## Written exercise:
Transcribe each entry below exactly. Pictures do not go in the copy.
╭──
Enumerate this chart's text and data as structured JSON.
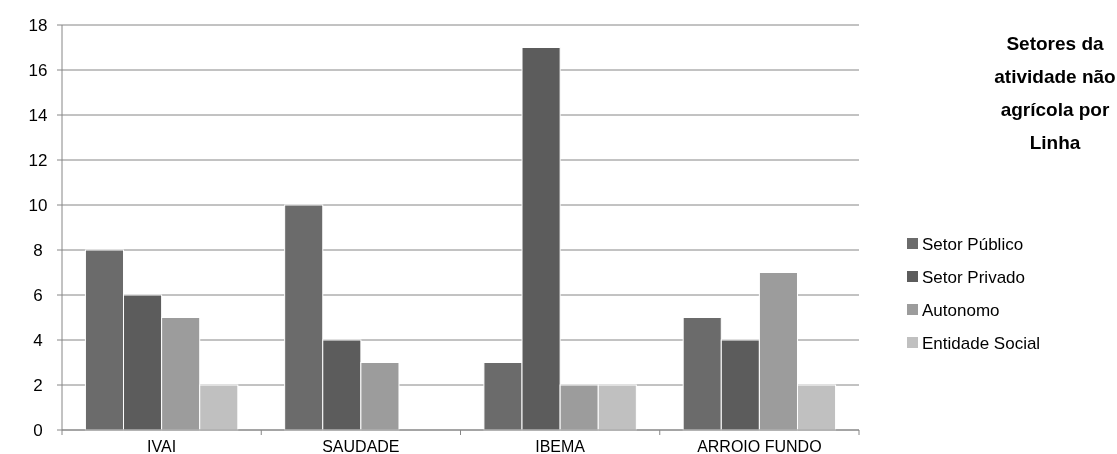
{
  "chart_data": {
    "type": "bar",
    "legend_title": "Setores da atividade não agrícola por Linha",
    "categories": [
      "IVAI",
      "SAUDADE",
      "IBEMA",
      "ARROIO FUNDO"
    ],
    "series": [
      {
        "name": "Setor Público",
        "color": "#6b6b6b",
        "values": [
          8,
          10,
          3,
          5
        ]
      },
      {
        "name": "Setor Privado",
        "color": "#5c5c5c",
        "values": [
          6,
          4,
          17,
          4
        ]
      },
      {
        "name": "Autonomo",
        "color": "#9c9c9c",
        "values": [
          5,
          3,
          2,
          7
        ]
      },
      {
        "name": "Entidade Social",
        "color": "#c0c0c0",
        "values": [
          2,
          0,
          2,
          2
        ]
      }
    ],
    "ylim": [
      0,
      18
    ],
    "yticks": [
      0,
      2,
      4,
      6,
      8,
      10,
      12,
      14,
      16,
      18
    ],
    "grid": "y",
    "legend": "right"
  }
}
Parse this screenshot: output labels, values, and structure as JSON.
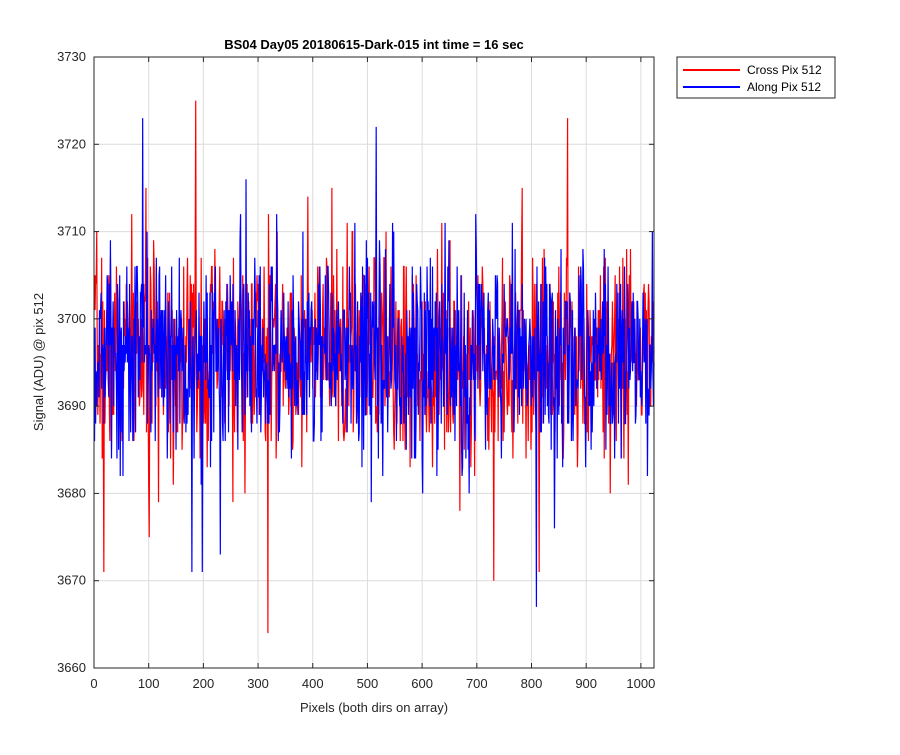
{
  "chart_data": {
    "type": "line",
    "title": "BS04 Day05 20180615-Dark-015 int time = 16 sec",
    "xlabel": "Pixels (both dirs on array)",
    "ylabel": "Signal (ADU) @ pix 512",
    "xlim": [
      0,
      1024
    ],
    "ylim": [
      3660,
      3730
    ],
    "xticks": [
      0,
      100,
      200,
      300,
      400,
      500,
      600,
      700,
      800,
      900,
      1000
    ],
    "yticks": [
      3660,
      3670,
      3680,
      3690,
      3700,
      3710,
      3720,
      3730
    ],
    "grid": true,
    "legend_position": "outside-top-right",
    "series": [
      {
        "name": "Cross Pix 512",
        "color": "#ff0000",
        "mean": 3696,
        "noise_std": 6,
        "seed": 7,
        "num_points": 1024,
        "features": [
          {
            "x": 185,
            "y": 3725
          },
          {
            "x": 317,
            "y": 3664
          },
          {
            "x": 17,
            "y": 3671
          },
          {
            "x": 730,
            "y": 3670
          },
          {
            "x": 865,
            "y": 3723
          },
          {
            "x": 813,
            "y": 3671
          },
          {
            "x": 100,
            "y": 3675
          }
        ]
      },
      {
        "name": "Along Pix 512",
        "color": "#0000ff",
        "mean": 3696,
        "noise_std": 6,
        "seed": 13,
        "num_points": 1024,
        "features": [
          {
            "x": 88,
            "y": 3723
          },
          {
            "x": 515,
            "y": 3722
          },
          {
            "x": 808,
            "y": 3667
          },
          {
            "x": 178,
            "y": 3671
          },
          {
            "x": 197,
            "y": 3671
          },
          {
            "x": 230,
            "y": 3673
          },
          {
            "x": 1020,
            "y": 3710
          }
        ]
      }
    ]
  }
}
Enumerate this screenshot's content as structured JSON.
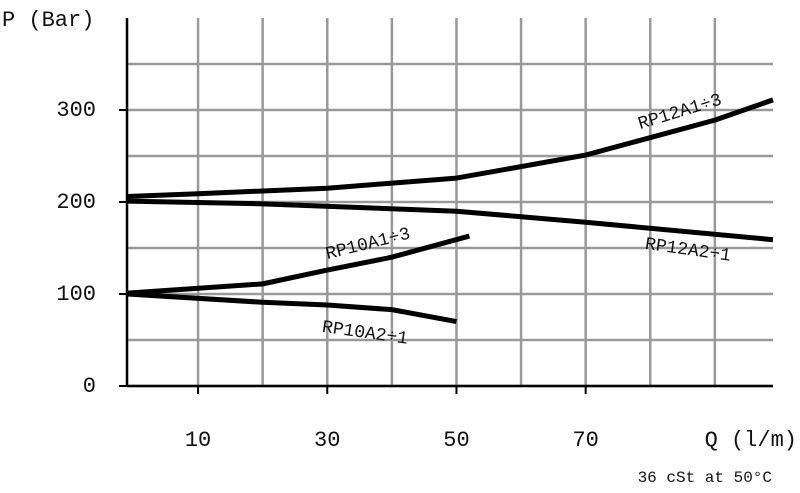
{
  "chart_data": {
    "type": "line",
    "y_label": "P (Bar)",
    "x_label": "Q (l/m)",
    "subtitle": "36 cSt at 50°C",
    "xlim": [
      -1,
      99
    ],
    "ylim": [
      0,
      400
    ],
    "xticks": [
      10,
      30,
      50,
      70
    ],
    "xgrid": [
      20,
      40,
      60,
      80,
      90
    ],
    "yticks": [
      0,
      100,
      200,
      300
    ],
    "ygrid": [
      50,
      150,
      250,
      350
    ],
    "grid": true,
    "series": [
      {
        "name": "RP12A1÷3",
        "color": "#000000",
        "x": [
          -1,
          10,
          30,
          50,
          70,
          90,
          99
        ],
        "values": [
          206,
          209,
          215,
          226,
          251,
          289,
          311
        ]
      },
      {
        "name": "RP12A2÷1",
        "color": "#000000",
        "x": [
          -1,
          20,
          50,
          70,
          99
        ],
        "values": [
          201,
          198,
          190,
          178,
          159
        ]
      },
      {
        "name": "RP10A1÷3",
        "color": "#000000",
        "x": [
          -1,
          20,
          30,
          40,
          52
        ],
        "values": [
          101,
          111,
          126,
          140,
          163
        ]
      },
      {
        "name": "RP10A2÷1",
        "color": "#000000",
        "x": [
          -1,
          20,
          30,
          40,
          50
        ],
        "values": [
          100,
          91,
          88,
          83,
          70
        ]
      }
    ]
  }
}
╰──
## Final answer:
Enumerate this chart's text and data as structured JSON.
{
  "chart_data": {
    "type": "bar",
    "legend_title": "Setores da atividade não agrícola por Linha",
    "categories": [
      "IVAI",
      "SAUDADE",
      "IBEMA",
      "ARROIO FUNDO"
    ],
    "series": [
      {
        "name": "Setor Público",
        "color": "#6b6b6b",
        "values": [
          8,
          10,
          3,
          5
        ]
      },
      {
        "name": "Setor Privado",
        "color": "#5c5c5c",
        "values": [
          6,
          4,
          17,
          4
        ]
      },
      {
        "name": "Autonomo",
        "color": "#9c9c9c",
        "values": [
          5,
          3,
          2,
          7
        ]
      },
      {
        "name": "Entidade Social",
        "color": "#c0c0c0",
        "values": [
          2,
          0,
          2,
          2
        ]
      }
    ],
    "ylim": [
      0,
      18
    ],
    "yticks": [
      0,
      2,
      4,
      6,
      8,
      10,
      12,
      14,
      16,
      18
    ],
    "grid": "y",
    "legend": "right"
  }
}
Parse this screenshot: output labels, values, and structure as JSON.
{
  "chart_data": {
    "type": "line",
    "title": "BS04 Day05 20180615-Dark-015 int time = 16 sec",
    "xlabel": "Pixels (both dirs on array)",
    "ylabel": "Signal (ADU) @ pix 512",
    "xlim": [
      0,
      1024
    ],
    "ylim": [
      3660,
      3730
    ],
    "xticks": [
      0,
      100,
      200,
      300,
      400,
      500,
      600,
      700,
      800,
      900,
      1000
    ],
    "yticks": [
      3660,
      3670,
      3680,
      3690,
      3700,
      3710,
      3720,
      3730
    ],
    "grid": true,
    "legend_position": "outside-top-right",
    "series": [
      {
        "name": "Cross Pix 512",
        "color": "#ff0000",
        "mean": 3696,
        "noise_std": 6,
        "seed": 7,
        "num_points": 1024,
        "features": [
          {
            "x": 185,
            "y": 3725
          },
          {
            "x": 317,
            "y": 3664
          },
          {
            "x": 17,
            "y": 3671
          },
          {
            "x": 730,
            "y": 3670
          },
          {
            "x": 865,
            "y": 3723
          },
          {
            "x": 813,
            "y": 3671
          },
          {
            "x": 100,
            "y": 3675
          }
        ]
      },
      {
        "name": "Along Pix 512",
        "color": "#0000ff",
        "mean": 3696,
        "noise_std": 6,
        "seed": 13,
        "num_points": 1024,
        "features": [
          {
            "x": 88,
            "y": 3723
          },
          {
            "x": 515,
            "y": 3722
          },
          {
            "x": 808,
            "y": 3667
          },
          {
            "x": 178,
            "y": 3671
          },
          {
            "x": 197,
            "y": 3671
          },
          {
            "x": 230,
            "y": 3673
          },
          {
            "x": 1020,
            "y": 3710
          }
        ]
      }
    ]
  }
}
Enumerate this screenshot's content as structured JSON.
{
  "chart_data": {
    "type": "line",
    "y_label": "P (Bar)",
    "x_label": "Q (l/m)",
    "subtitle": "36 cSt at 50°C",
    "xlim": [
      -1,
      99
    ],
    "ylim": [
      0,
      400
    ],
    "xticks": [
      10,
      30,
      50,
      70
    ],
    "xgrid": [
      20,
      40,
      60,
      80,
      90
    ],
    "yticks": [
      0,
      100,
      200,
      300
    ],
    "ygrid": [
      50,
      150,
      250,
      350
    ],
    "grid": true,
    "series": [
      {
        "name": "RP12A1÷3",
        "color": "#000000",
        "x": [
          -1,
          10,
          30,
          50,
          70,
          90,
          99
        ],
        "values": [
          206,
          209,
          215,
          226,
          251,
          289,
          311
        ]
      },
      {
        "name": "RP12A2÷1",
        "color": "#000000",
        "x": [
          -1,
          20,
          50,
          70,
          99
        ],
        "values": [
          201,
          198,
          190,
          178,
          159
        ]
      },
      {
        "name": "RP10A1÷3",
        "color": "#000000",
        "x": [
          -1,
          20,
          30,
          40,
          52
        ],
        "values": [
          101,
          111,
          126,
          140,
          163
        ]
      },
      {
        "name": "RP10A2÷1",
        "color": "#000000",
        "x": [
          -1,
          20,
          30,
          40,
          50
        ],
        "values": [
          100,
          91,
          88,
          83,
          70
        ]
      }
    ]
  }
}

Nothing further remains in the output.